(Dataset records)
[start]
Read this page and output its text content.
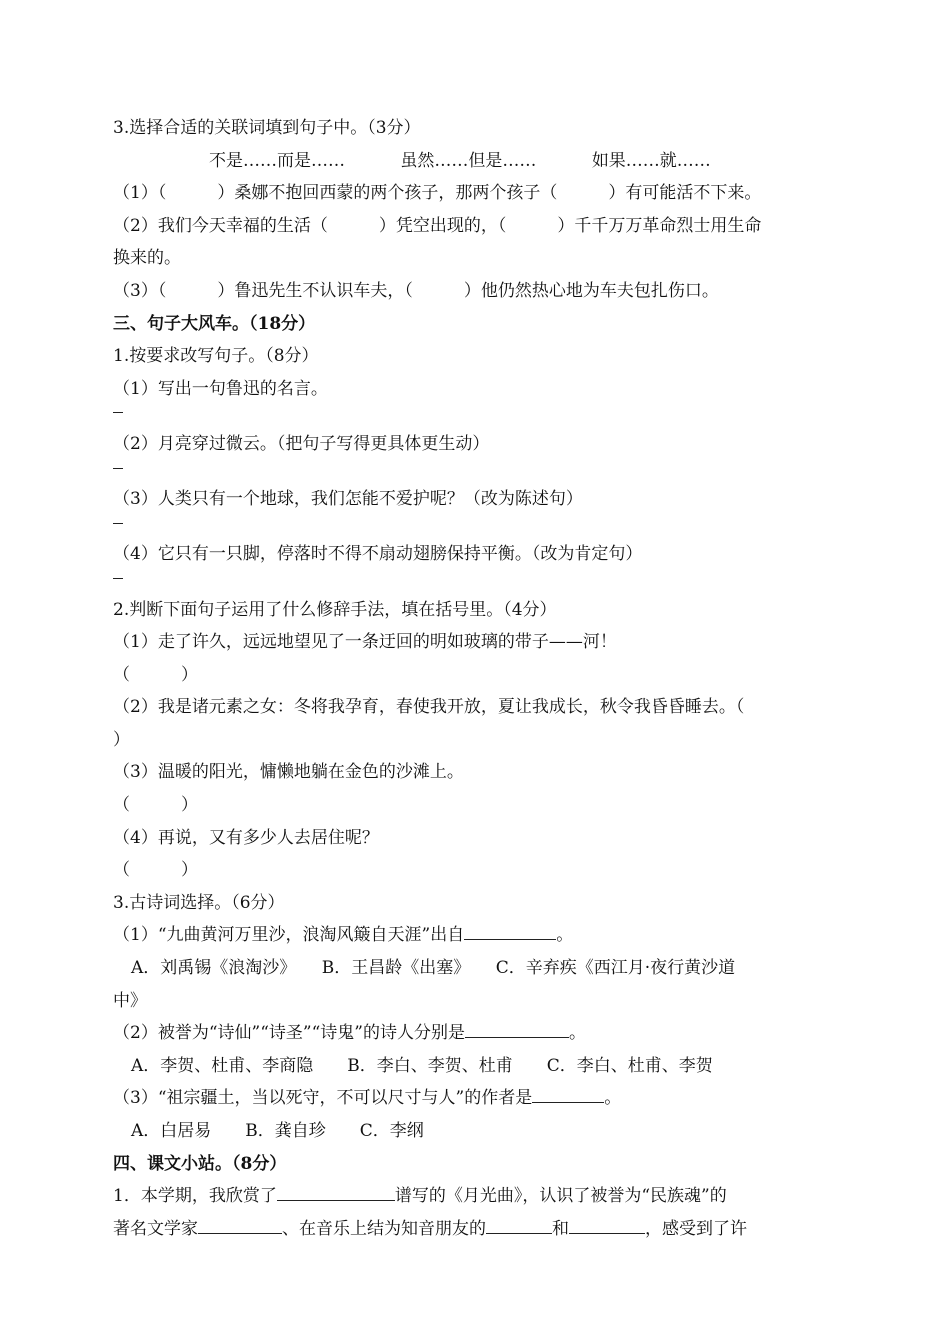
3.选择合适的关联词填到句子中。（3分）
不是……而是……	虽然……但是……	如果……就……
（1）（　　　）桑娜不抱回西蒙的两个孩子，那两个孩子（　　　）有可能活不下来。
（2）我们今天幸福的生活（　　　）凭空出现的，（　　　）千千万万革命烈士用生命
换来的。
（3）（　　　）鲁迅先生不认识车夫，（　　　）他仍然热心地为车夫包扎伤口。
三、句子大风车。（18分）
1.按要求改写句子。（8分）
（1）写出一句鲁迅的名言。
（2）月亮穿过微云。（把句子写得更具体更生动）
（3）人类只有一个地球，我们怎能不爱护呢？（改为陈述句）
（4）它只有一只脚，停落时不得不扇动翅膀保持平衡。（改为肯定句）
2.判断下面句子运用了什么修辞手法，填在括号里。（4分）
（1）走了许久，远远地望见了一条迂回的明如玻璃的带子——河！
（　　　）
（2）我是诸元素之女：冬将我孕育，春使我开放，夏让我成长，秋令我昏昏睡去。（
）
（3）温暖的阳光，慵懒地躺在金色的沙滩上。
（　　　）
（4）再说，又有多少人去居住呢？
（　　　）
3.古诗词选择。（6分）
（1）“九曲黄河万里沙，浪淘风簸自天涯”出自	。
A．刘禹锡《浪淘沙》　　B．王昌龄《出塞》　　C．辛弃疾《西江月·夜行黄沙道
中》
（2）被誉为“诗仙”“诗圣”“诗鬼”的诗人分别是	。
A．李贺、杜甫、李商隐　　B．李白、李贺、杜甫　　C．李白、杜甫、李贺
（3）“祖宗疆土，当以死守，不可以尺寸与人”的作者是	。
A．白居易　　B．龚自珍　　C．李纲
四、课文小站。（8分）
1．本学期，我欣赏了	谱写的《月光曲》，认识了被誉为“民族魂”的
著名文学家	、在音乐上结为知音朋友的	和	，感受到了许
[end]
▸ **What to produce**
Go through the data above and transcribe it in full, omitting any image.

▸ **Solution to the exercise**
Read this page and output its text content.
3.选择合适的关联词填到句子中。（3分）
不是……而是……	虽然……但是……	如果……就……
（1）（　　　）桑娜不抱回西蒙的两个孩子，那两个孩子（　　　）有可能活不下来。
（2）我们今天幸福的生活（　　　）凭空出现的，（　　　）千千万万革命烈士用生命
换来的。
（3）（　　　）鲁迅先生不认识车夫，（　　　）他仍然热心地为车夫包扎伤口。
三、句子大风车。（18分）
1.按要求改写句子。（8分）
（1）写出一句鲁迅的名言。
（2）月亮穿过微云。（把句子写得更具体更生动）
（3）人类只有一个地球，我们怎能不爱护呢？（改为陈述句）
（4）它只有一只脚，停落时不得不扇动翅膀保持平衡。（改为肯定句）
2.判断下面句子运用了什么修辞手法，填在括号里。（4分）
（1）走了许久，远远地望见了一条迂回的明如玻璃的带子——河！
（　　　）
（2）我是诸元素之女：冬将我孕育，春使我开放，夏让我成长，秋令我昏昏睡去。（
）
（3）温暖的阳光，慵懒地躺在金色的沙滩上。
（　　　）
（4）再说，又有多少人去居住呢？
（　　　）
3.古诗词选择。（6分）
（1）“九曲黄河万里沙，浪淘风簸自天涯”出自	。
A．刘禹锡《浪淘沙》　　B．王昌龄《出塞》　　C．辛弃疾《西江月·夜行黄沙道
中》
（2）被誉为“诗仙”“诗圣”“诗鬼”的诗人分别是	。
A．李贺、杜甫、李商隐　　B．李白、李贺、杜甫　　C．李白、杜甫、李贺
（3）“祖宗疆土，当以死守，不可以尺寸与人”的作者是	。
A．白居易　　B．龚自珍　　C．李纲
四、课文小站。（8分）
1．本学期，我欣赏了	谱写的《月光曲》，认识了被誉为“民族魂”的
著名文学家	、在音乐上结为知音朋友的	和	，感受到了许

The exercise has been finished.